Task prompt: Lift out all lines below that contain "ohitura".

Dataset entries:
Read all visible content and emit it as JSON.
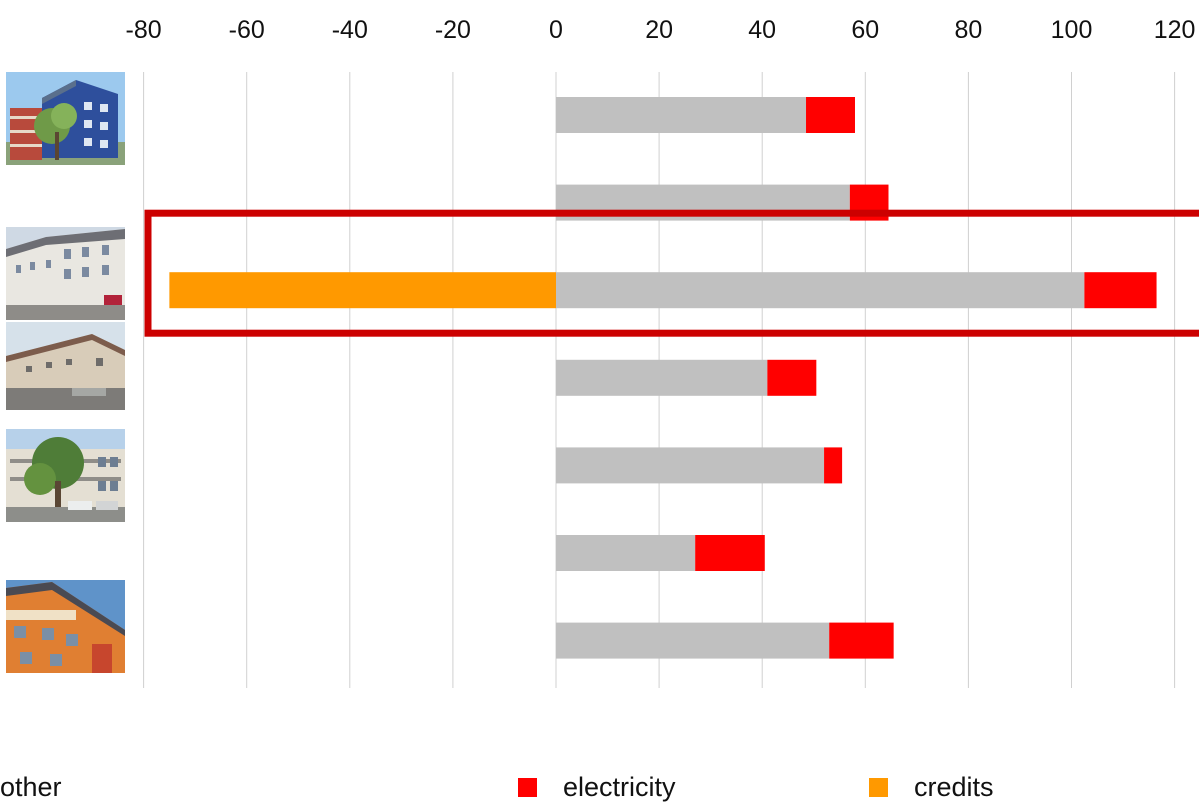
{
  "chart_data": {
    "type": "bar",
    "orientation": "horizontal",
    "stacked": true,
    "x_ticks": [
      "-80",
      "-60",
      "-40",
      "-20",
      "0",
      "20",
      "40",
      "60",
      "80",
      "100",
      "120"
    ],
    "xlim": [
      -80,
      120
    ],
    "grid": "vertical",
    "highlighted_category_index": 2,
    "series": [
      {
        "name": "other",
        "color": "#c0c0c0",
        "values": [
          48.5,
          57,
          102.5,
          41,
          52,
          27,
          53
        ]
      },
      {
        "name": "electricity",
        "color": "#ff0000",
        "values": [
          9.5,
          7.5,
          14,
          9.5,
          3.5,
          13.5,
          12.5
        ]
      },
      {
        "name": "credits",
        "color": "#ff9900",
        "values": [
          0,
          0,
          -75,
          0,
          0,
          0,
          0
        ]
      }
    ],
    "highlight_color": "#cc0000"
  },
  "thumbnails": [
    {
      "icon": "blue-apartment-building-photo"
    },
    {
      "icon": "white-apartment-block-photo"
    },
    {
      "icon": "beige-terraced-house-photo"
    },
    {
      "icon": "modern-apartment-with-tree-photo"
    },
    {
      "icon": "orange-facade-solar-roof-photo"
    }
  ]
}
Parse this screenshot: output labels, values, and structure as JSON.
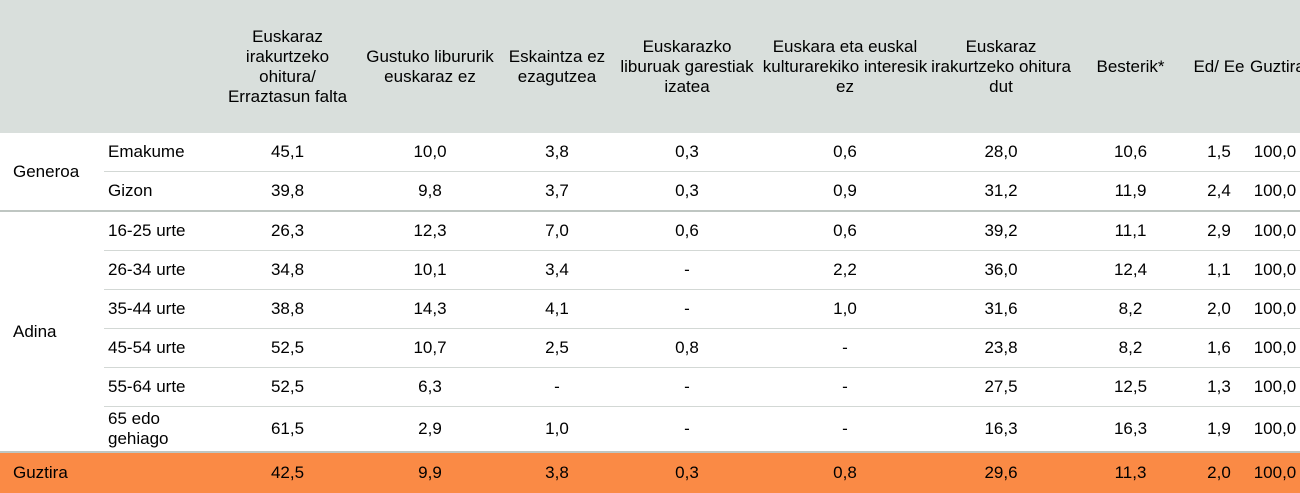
{
  "header": {
    "group": "",
    "sub": "",
    "columns": [
      "Euskaraz irakurtzeko ohitura/ Erraztasun falta",
      "Gustuko libururik euskaraz ez",
      "Eskaintza ez ezagutzea",
      "Euskarazko liburuak garestiak izatea",
      "Euskara eta euskal kulturarekiko interesik ez",
      "Euskaraz irakurtzeko ohitura dut",
      "Besterik*",
      "Ed/ Ee",
      "Guztira"
    ]
  },
  "groups": [
    {
      "label": "Generoa",
      "rows": [
        {
          "label": "Emakume",
          "values": [
            "45,1",
            "10,0",
            "3,8",
            "0,3",
            "0,6",
            "28,0",
            "10,6",
            "1,5",
            "100,0"
          ]
        },
        {
          "label": "Gizon",
          "values": [
            "39,8",
            "9,8",
            "3,7",
            "0,3",
            "0,9",
            "31,2",
            "11,9",
            "2,4",
            "100,0"
          ]
        }
      ]
    },
    {
      "label": "Adina",
      "rows": [
        {
          "label": "16-25 urte",
          "values": [
            "26,3",
            "12,3",
            "7,0",
            "0,6",
            "0,6",
            "39,2",
            "11,1",
            "2,9",
            "100,0"
          ]
        },
        {
          "label": "26-34 urte",
          "values": [
            "34,8",
            "10,1",
            "3,4",
            "-",
            "2,2",
            "36,0",
            "12,4",
            "1,1",
            "100,0"
          ]
        },
        {
          "label": "35-44 urte",
          "values": [
            "38,8",
            "14,3",
            "4,1",
            "-",
            "1,0",
            "31,6",
            "8,2",
            "2,0",
            "100,0"
          ]
        },
        {
          "label": "45-54 urte",
          "values": [
            "52,5",
            "10,7",
            "2,5",
            "0,8",
            "-",
            "23,8",
            "8,2",
            "1,6",
            "100,0"
          ]
        },
        {
          "label": "55-64 urte",
          "values": [
            "52,5",
            "6,3",
            "-",
            "-",
            "-",
            "27,5",
            "12,5",
            "1,3",
            "100,0"
          ]
        },
        {
          "label": "65 edo gehiago",
          "values": [
            "61,5",
            "2,9",
            "1,0",
            "-",
            "-",
            "16,3",
            "16,3",
            "1,9",
            "100,0"
          ]
        }
      ]
    }
  ],
  "total": {
    "label": "Guztira",
    "values": [
      "42,5",
      "9,9",
      "3,8",
      "0,3",
      "0,8",
      "29,6",
      "11,3",
      "2,0",
      "100,0"
    ]
  },
  "colors": {
    "header_bg": "#d9dfdc",
    "total_bg": "#fa8a45",
    "divider": "#bfc6c2"
  }
}
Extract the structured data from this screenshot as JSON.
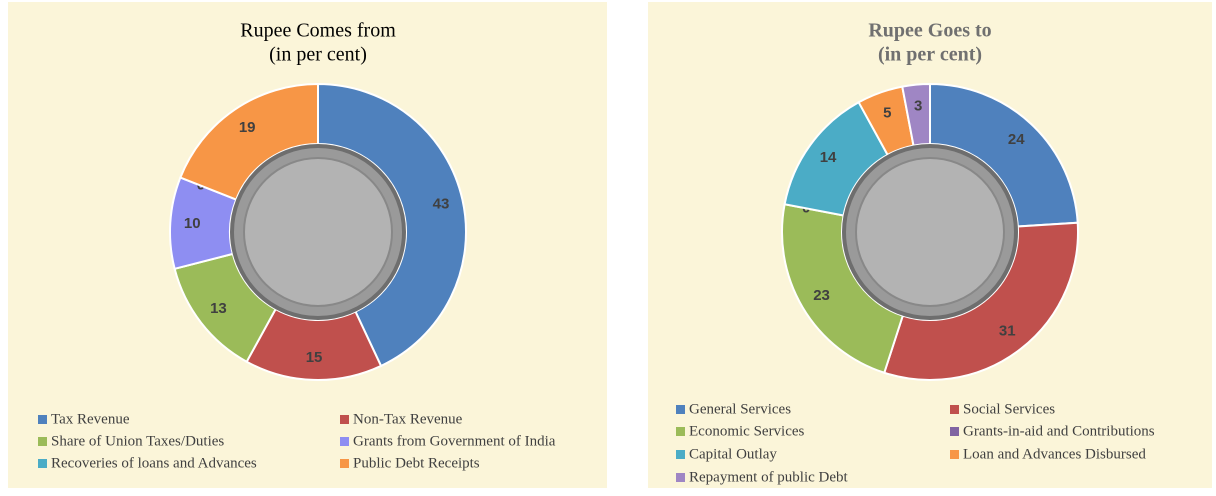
{
  "chart_data": [
    {
      "type": "pie",
      "title": "Rupee Comes from",
      "subtitle": "(in per cent)",
      "categories": [
        "Tax Revenue",
        "Non-Tax Revenue",
        "Share of Union Taxes/Duties",
        "Grants from Government of India",
        "Recoveries of loans and Advances",
        "Public Debt Receipts"
      ],
      "values": [
        43,
        15,
        13,
        10,
        0,
        19
      ],
      "colors": [
        "#4f81bd",
        "#c0504d",
        "#9bbb59",
        "#8e8ef2",
        "#4bacc6",
        "#f79646"
      ]
    },
    {
      "type": "pie",
      "title": "Rupee Goes to",
      "subtitle": "(in per cent)",
      "categories": [
        "General Services",
        "Social Services",
        "Economic Services",
        "Grants-in-aid and Contributions",
        "Capital Outlay",
        "Loan and Advances Disbursed",
        "Repayment of public Debt"
      ],
      "values": [
        24,
        31,
        23,
        0,
        14,
        5,
        3
      ],
      "colors": [
        "#4f81bd",
        "#c0504d",
        "#9bbb59",
        "#8064a2",
        "#4bacc6",
        "#f79646",
        "#9f86c4"
      ]
    }
  ]
}
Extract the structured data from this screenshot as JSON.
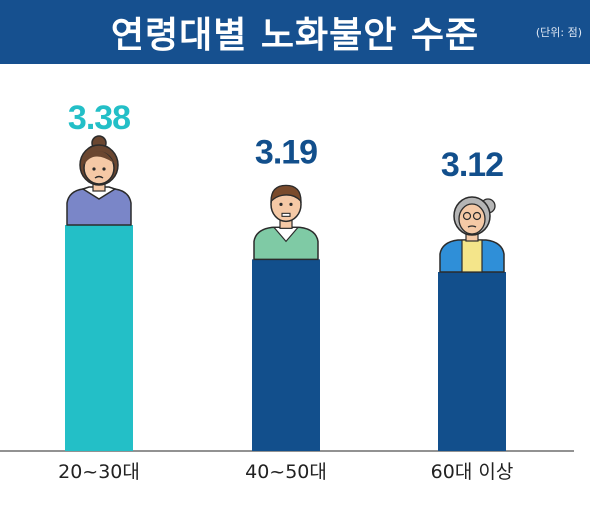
{
  "header": {
    "title": "연령대별 노화불안 수준",
    "unit": "(단위: 점)"
  },
  "chart_data": {
    "type": "bar",
    "title": "연령대별 노화불안 수준",
    "unit": "(단위: 점)",
    "categories": [
      "20~30대",
      "40~50대",
      "60대 이상"
    ],
    "values": [
      3.38,
      3.19,
      3.12
    ],
    "value_labels": [
      "3.38",
      "3.19",
      "3.12"
    ],
    "bar_colors": [
      "#23bfc7",
      "#124f8c",
      "#124f8c"
    ],
    "label_colors": [
      "#23bfc7",
      "#124f8c",
      "#124f8c"
    ],
    "figures": [
      "young-woman-icon",
      "middle-aged-man-icon",
      "elderly-woman-icon"
    ],
    "grid": false,
    "legend": "none"
  }
}
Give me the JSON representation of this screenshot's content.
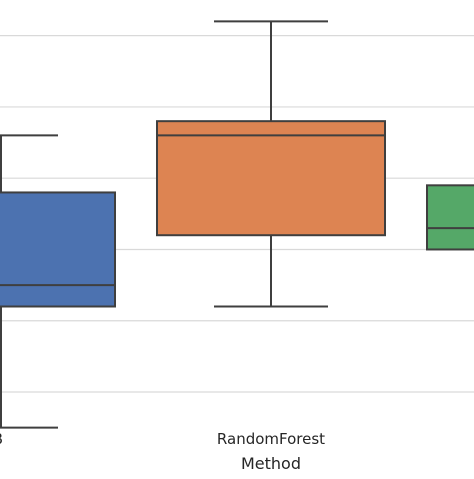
{
  "chart_data": {
    "type": "box",
    "xlabel": "Method",
    "ylabel": "",
    "title": "",
    "grid": true,
    "ylim": [
      -0.115,
      0.55
    ],
    "visible_tick_labels": [
      "B",
      "RandomForest"
    ],
    "colors": {
      "grid": "#d9d9d9",
      "outline": "#3f3f3f",
      "text": "#262626"
    },
    "boxes": [
      {
        "category": "B",
        "color": "#4c72b0",
        "whisker_low": -0.05,
        "q1": 0.12,
        "median": 0.15,
        "q3": 0.28,
        "whisker_high": 0.36
      },
      {
        "category": "RandomForest",
        "color": "#dd8452",
        "whisker_low": 0.12,
        "q1": 0.22,
        "median": 0.36,
        "q3": 0.38,
        "whisker_high": 0.52
      },
      {
        "category": "",
        "color": "#55a868",
        "whisker_low": null,
        "q1": 0.2,
        "median": 0.23,
        "q3": 0.29,
        "whisker_high": null
      }
    ]
  }
}
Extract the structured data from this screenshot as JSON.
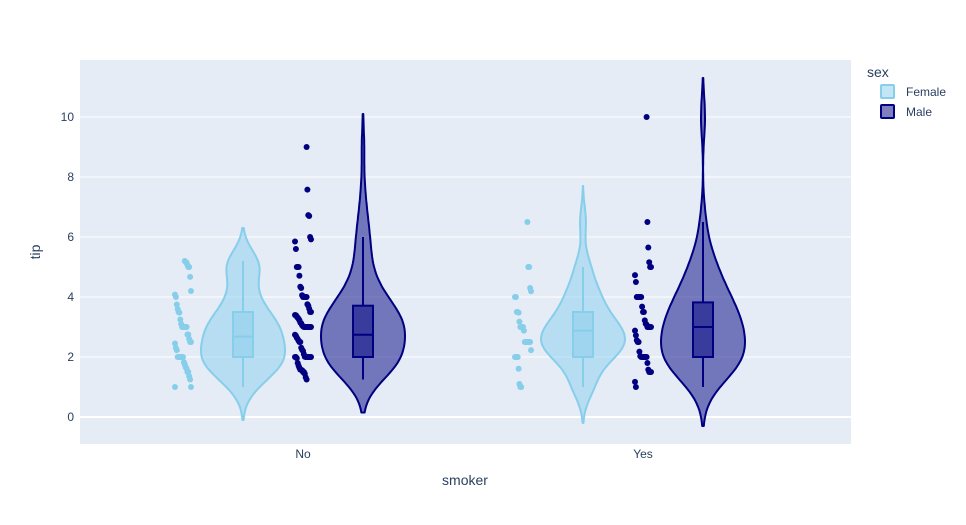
{
  "chart_data": {
    "type": "violin",
    "xlabel": "smoker",
    "ylabel": "tip",
    "categories": [
      "No",
      "Yes"
    ],
    "ylim": [
      -0.9,
      11.9
    ],
    "yticks": [
      0,
      2,
      4,
      6,
      8,
      10
    ],
    "grid": true,
    "legend": {
      "title": "sex",
      "position": "top-right",
      "items": [
        {
          "label": "Female",
          "color": "#87ceeb"
        },
        {
          "label": "Male",
          "color": "#000080"
        }
      ]
    },
    "series": [
      {
        "name": "Female",
        "color": "#87ceeb",
        "stats": {
          "No": {
            "min": 1.0,
            "q1": 2.0,
            "median": 2.68,
            "q3": 3.5,
            "max": 5.2,
            "violin_min": -0.1,
            "violin_max": 6.3
          },
          "Yes": {
            "min": 1.0,
            "q1": 2.0,
            "median": 2.88,
            "q3": 3.5,
            "max": 5.0,
            "violin_min": -0.2,
            "violin_max": 7.7
          }
        },
        "points": {
          "No": [
            1.0,
            1.0,
            1.25,
            1.36,
            1.5,
            1.5,
            1.61,
            1.66,
            1.75,
            1.83,
            2.0,
            2.0,
            2.0,
            2.0,
            2.0,
            2.0,
            2.0,
            2.23,
            2.3,
            2.45,
            2.5,
            2.5,
            2.6,
            2.75,
            2.75,
            3.0,
            3.0,
            3.0,
            3.0,
            3.0,
            3.0,
            3.1,
            3.25,
            3.48,
            3.5,
            3.6,
            3.75,
            4.0,
            4.08,
            4.2,
            4.67,
            5.0,
            5.0,
            5.07,
            5.14,
            5.17,
            5.2
          ],
          "Yes": [
            1.0,
            1.0,
            1.1,
            1.61,
            2.0,
            2.0,
            2.0,
            2.0,
            2.23,
            2.5,
            2.5,
            2.5,
            2.5,
            2.5,
            2.5,
            2.5,
            2.88,
            3.0,
            3.0,
            3.0,
            3.0,
            3.18,
            3.48,
            3.5,
            3.5,
            4.0,
            4.0,
            4.19,
            4.3,
            5.0,
            5.0,
            6.5
          ]
        }
      },
      {
        "name": "Male",
        "color": "#000080",
        "stats": {
          "No": {
            "min": 1.25,
            "q1": 2.0,
            "median": 2.74,
            "q3": 3.71,
            "max": 6.0,
            "violin_min": 0.15,
            "violin_max": 10.1
          },
          "Yes": {
            "min": 1.0,
            "q1": 2.0,
            "median": 3.0,
            "q3": 3.82,
            "max": 6.5,
            "violin_min": -0.3,
            "violin_max": 11.3
          }
        },
        "points": {
          "No": [
            1.25,
            1.32,
            1.44,
            1.5,
            1.5,
            1.56,
            1.57,
            1.58,
            1.64,
            1.71,
            1.8,
            1.96,
            2.0,
            2.0,
            2.0,
            2.0,
            2.0,
            2.0,
            2.0,
            2.0,
            2.0,
            2.01,
            2.09,
            2.2,
            2.24,
            2.31,
            2.5,
            2.5,
            2.54,
            2.6,
            2.64,
            2.71,
            2.74,
            3.0,
            3.0,
            3.0,
            3.0,
            3.0,
            3.0,
            3.0,
            3.0,
            3.0,
            3.02,
            3.06,
            3.12,
            3.15,
            3.23,
            3.27,
            3.31,
            3.35,
            3.39,
            3.4,
            3.5,
            3.5,
            3.61,
            3.71,
            3.76,
            4.0,
            4.0,
            4.0,
            4.0,
            4.0,
            4.06,
            4.3,
            4.34,
            4.71,
            5.0,
            5.0,
            5.0,
            5.6,
            5.85,
            5.92,
            6.0,
            6.7,
            6.73,
            7.58,
            9.0
          ],
          "Yes": [
            1.0,
            1.17,
            1.5,
            1.5,
            1.5,
            1.58,
            1.8,
            2.0,
            2.0,
            2.0,
            2.0,
            2.0,
            2.0,
            2.0,
            2.03,
            2.18,
            2.5,
            2.5,
            2.56,
            2.72,
            2.88,
            3.0,
            3.0,
            3.0,
            3.0,
            3.0,
            3.08,
            3.11,
            3.22,
            3.5,
            3.5,
            3.68,
            4.0,
            4.0,
            4.0,
            4.0,
            4.0,
            4.0,
            4.5,
            4.73,
            5.0,
            5.0,
            5.16,
            5.65,
            6.5,
            10.0
          ]
        }
      }
    ]
  }
}
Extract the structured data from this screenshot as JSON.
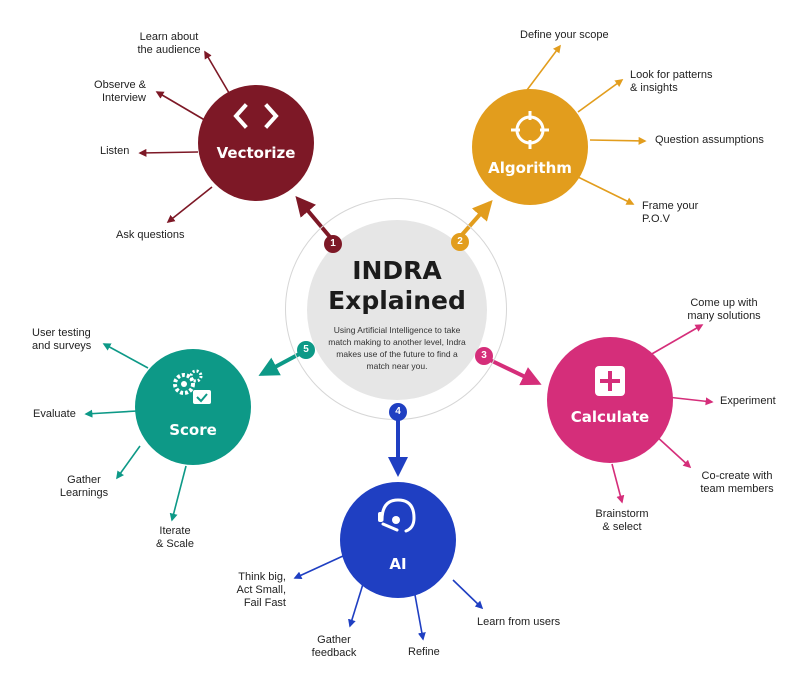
{
  "hub": {
    "title_line1": "INDRA",
    "title_line2": "Explained",
    "description": "Using Artificial Intelligence to take match making to another level, Indra makes use of the future to find a match near you."
  },
  "colors": {
    "vectorize": "#7d1826",
    "algorithm": "#e29d1d",
    "calculate": "#d52e7a",
    "ai": "#1f3fc2",
    "score": "#0d9987"
  },
  "nodes": {
    "vectorize": {
      "number": "1",
      "title": "Vectorize",
      "icon": "code-brackets-icon",
      "items": [
        "Learn about\nthe audience",
        "Observe &\nInterview",
        "Listen",
        "Ask questions"
      ]
    },
    "algorithm": {
      "number": "2",
      "title": "Algorithm",
      "icon": "crosshair-icon",
      "items": [
        "Define your scope",
        "Look for patterns\n& insights",
        "Question assumptions",
        "Frame your\nP.O.V"
      ]
    },
    "calculate": {
      "number": "3",
      "title": "Calculate",
      "icon": "plus-box-icon",
      "items": [
        "Come up with\nmany solutions",
        "Experiment",
        "Co-create with\nteam members",
        "Brainstorm\n& select"
      ]
    },
    "ai": {
      "number": "4",
      "title": "AI",
      "icon": "headset-person-icon",
      "items": [
        "Think big,\nAct Small,\nFail Fast",
        "Gather\nfeedback",
        "Refine",
        "Learn from users"
      ]
    },
    "score": {
      "number": "5",
      "title": "Score",
      "icon": "gears-check-icon",
      "items": [
        "User testing\nand surveys",
        "Evaluate",
        "Gather\nLearnings",
        "Iterate\n& Scale"
      ]
    }
  }
}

Complete output:
      "Euskaraz irakurtzeko ohitura/ Erraztasun falta",
      "Euskaraz irakurtzeko ohitura dut",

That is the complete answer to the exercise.